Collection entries
────────────────
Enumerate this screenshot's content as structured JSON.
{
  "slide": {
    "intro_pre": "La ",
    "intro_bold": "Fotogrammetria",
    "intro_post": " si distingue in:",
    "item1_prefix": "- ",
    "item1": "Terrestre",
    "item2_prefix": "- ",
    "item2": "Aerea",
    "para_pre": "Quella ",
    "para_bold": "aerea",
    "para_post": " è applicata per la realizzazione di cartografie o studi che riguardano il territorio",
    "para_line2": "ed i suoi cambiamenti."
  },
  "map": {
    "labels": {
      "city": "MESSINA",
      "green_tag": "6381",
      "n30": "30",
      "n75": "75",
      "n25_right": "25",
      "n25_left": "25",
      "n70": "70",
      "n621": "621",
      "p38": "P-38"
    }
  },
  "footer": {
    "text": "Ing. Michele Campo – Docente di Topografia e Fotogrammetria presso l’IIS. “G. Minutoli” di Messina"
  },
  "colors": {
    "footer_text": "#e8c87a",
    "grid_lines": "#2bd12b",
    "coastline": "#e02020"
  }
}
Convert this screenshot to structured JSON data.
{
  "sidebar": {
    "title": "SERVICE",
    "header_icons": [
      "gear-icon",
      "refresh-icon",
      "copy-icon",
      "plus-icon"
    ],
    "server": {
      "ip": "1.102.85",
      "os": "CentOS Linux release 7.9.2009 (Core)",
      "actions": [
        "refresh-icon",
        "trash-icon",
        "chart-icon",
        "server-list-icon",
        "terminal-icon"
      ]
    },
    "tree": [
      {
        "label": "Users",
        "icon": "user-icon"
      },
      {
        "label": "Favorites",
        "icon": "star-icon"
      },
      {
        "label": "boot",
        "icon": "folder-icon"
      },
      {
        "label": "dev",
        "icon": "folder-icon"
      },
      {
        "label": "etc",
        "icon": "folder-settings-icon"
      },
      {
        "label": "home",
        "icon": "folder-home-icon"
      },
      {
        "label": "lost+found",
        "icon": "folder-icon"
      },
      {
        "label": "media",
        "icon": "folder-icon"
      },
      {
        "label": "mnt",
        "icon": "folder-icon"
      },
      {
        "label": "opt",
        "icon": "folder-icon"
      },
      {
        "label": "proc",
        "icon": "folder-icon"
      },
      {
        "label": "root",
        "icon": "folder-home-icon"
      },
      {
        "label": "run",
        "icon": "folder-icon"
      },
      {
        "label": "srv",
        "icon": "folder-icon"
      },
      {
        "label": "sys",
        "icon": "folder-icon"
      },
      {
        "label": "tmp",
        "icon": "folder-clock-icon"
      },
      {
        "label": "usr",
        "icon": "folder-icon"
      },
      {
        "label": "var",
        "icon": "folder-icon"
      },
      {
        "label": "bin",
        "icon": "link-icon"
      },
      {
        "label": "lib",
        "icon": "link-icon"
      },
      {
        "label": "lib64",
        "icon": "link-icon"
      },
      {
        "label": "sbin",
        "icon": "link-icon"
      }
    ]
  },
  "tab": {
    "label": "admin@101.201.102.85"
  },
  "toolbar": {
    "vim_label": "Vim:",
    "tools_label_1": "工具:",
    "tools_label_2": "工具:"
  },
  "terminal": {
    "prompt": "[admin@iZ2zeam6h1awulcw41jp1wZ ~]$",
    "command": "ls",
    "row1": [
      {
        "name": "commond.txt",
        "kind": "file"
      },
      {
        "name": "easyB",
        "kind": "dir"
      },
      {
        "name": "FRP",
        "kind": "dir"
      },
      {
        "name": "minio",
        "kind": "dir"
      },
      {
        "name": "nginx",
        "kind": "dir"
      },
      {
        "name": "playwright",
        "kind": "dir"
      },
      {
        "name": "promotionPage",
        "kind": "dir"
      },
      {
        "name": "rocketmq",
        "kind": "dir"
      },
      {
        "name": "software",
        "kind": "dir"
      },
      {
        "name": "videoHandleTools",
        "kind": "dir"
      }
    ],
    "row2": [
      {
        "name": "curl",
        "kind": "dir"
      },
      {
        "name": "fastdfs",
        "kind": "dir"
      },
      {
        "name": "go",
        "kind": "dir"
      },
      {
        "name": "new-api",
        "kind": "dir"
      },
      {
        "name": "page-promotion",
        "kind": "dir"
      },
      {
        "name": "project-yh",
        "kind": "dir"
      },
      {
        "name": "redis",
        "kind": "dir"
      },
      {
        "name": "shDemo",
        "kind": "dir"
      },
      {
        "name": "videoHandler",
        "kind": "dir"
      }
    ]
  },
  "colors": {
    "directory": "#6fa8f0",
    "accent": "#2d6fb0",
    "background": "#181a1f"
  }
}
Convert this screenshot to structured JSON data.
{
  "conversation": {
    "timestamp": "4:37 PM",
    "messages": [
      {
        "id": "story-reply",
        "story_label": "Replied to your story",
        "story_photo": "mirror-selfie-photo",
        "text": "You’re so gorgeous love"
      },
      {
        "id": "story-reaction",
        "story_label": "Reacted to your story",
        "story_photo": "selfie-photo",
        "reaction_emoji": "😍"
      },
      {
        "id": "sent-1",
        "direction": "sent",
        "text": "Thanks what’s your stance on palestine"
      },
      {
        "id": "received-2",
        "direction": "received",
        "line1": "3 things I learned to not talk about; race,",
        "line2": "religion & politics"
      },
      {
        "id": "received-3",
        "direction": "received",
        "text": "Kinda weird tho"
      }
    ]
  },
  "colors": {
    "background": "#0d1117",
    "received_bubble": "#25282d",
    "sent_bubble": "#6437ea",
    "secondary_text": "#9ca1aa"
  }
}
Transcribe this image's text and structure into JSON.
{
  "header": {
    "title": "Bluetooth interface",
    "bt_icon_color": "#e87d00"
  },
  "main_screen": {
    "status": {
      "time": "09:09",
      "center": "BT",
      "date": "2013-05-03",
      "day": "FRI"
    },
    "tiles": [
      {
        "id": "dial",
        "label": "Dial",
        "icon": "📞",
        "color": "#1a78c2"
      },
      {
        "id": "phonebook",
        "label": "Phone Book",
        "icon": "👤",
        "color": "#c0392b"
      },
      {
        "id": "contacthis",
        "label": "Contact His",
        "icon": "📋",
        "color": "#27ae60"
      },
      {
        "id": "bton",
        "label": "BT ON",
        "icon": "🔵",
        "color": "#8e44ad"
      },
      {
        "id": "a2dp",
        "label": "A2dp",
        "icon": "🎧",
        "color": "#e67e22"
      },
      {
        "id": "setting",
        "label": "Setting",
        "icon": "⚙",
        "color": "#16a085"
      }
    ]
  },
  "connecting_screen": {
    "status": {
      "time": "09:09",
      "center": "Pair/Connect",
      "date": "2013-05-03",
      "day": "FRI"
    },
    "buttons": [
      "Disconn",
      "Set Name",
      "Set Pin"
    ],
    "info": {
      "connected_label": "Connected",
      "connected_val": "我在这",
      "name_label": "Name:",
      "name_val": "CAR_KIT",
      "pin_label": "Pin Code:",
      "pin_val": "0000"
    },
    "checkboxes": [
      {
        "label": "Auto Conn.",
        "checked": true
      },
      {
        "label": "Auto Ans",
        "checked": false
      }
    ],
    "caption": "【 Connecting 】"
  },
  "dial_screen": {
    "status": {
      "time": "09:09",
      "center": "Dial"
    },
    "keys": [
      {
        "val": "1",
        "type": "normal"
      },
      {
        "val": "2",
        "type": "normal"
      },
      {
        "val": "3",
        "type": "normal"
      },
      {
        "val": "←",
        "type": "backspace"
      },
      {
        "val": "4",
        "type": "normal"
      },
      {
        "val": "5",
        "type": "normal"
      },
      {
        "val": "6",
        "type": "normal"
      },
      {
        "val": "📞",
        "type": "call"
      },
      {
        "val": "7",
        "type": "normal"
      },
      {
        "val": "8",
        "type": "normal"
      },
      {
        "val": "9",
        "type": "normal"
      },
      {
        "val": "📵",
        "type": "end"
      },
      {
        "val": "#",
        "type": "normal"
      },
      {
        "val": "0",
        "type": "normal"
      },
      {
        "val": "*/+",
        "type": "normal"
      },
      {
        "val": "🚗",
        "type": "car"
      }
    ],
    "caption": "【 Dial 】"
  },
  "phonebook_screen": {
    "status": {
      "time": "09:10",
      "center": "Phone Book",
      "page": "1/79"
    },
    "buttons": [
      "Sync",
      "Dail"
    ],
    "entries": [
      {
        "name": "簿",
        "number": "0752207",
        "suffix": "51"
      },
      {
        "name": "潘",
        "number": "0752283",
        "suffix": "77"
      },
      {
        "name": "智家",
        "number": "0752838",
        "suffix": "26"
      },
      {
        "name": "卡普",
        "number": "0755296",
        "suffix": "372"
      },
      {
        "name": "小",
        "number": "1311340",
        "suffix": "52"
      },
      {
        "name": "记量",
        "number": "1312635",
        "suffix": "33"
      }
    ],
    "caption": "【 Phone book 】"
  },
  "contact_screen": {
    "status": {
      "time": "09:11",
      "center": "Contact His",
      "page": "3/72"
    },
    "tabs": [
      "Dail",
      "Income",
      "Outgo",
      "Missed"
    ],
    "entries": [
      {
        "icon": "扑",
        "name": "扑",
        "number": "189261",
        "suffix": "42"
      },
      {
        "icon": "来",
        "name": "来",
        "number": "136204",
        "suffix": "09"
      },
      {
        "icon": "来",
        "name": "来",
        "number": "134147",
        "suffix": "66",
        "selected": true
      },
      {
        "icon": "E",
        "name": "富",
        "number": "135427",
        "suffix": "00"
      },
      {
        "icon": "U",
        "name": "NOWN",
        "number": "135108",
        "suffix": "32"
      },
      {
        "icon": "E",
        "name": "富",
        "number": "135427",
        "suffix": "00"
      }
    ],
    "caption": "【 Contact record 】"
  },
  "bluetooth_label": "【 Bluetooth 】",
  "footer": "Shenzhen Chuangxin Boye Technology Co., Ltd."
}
────────────────
## DESCRIPTION OF THE TASK
Look above for every line with the word "photo" and copy it.

## SOLUTION
        "story_photo": "mirror-selfie-photo",
        "story_photo": "selfie-photo",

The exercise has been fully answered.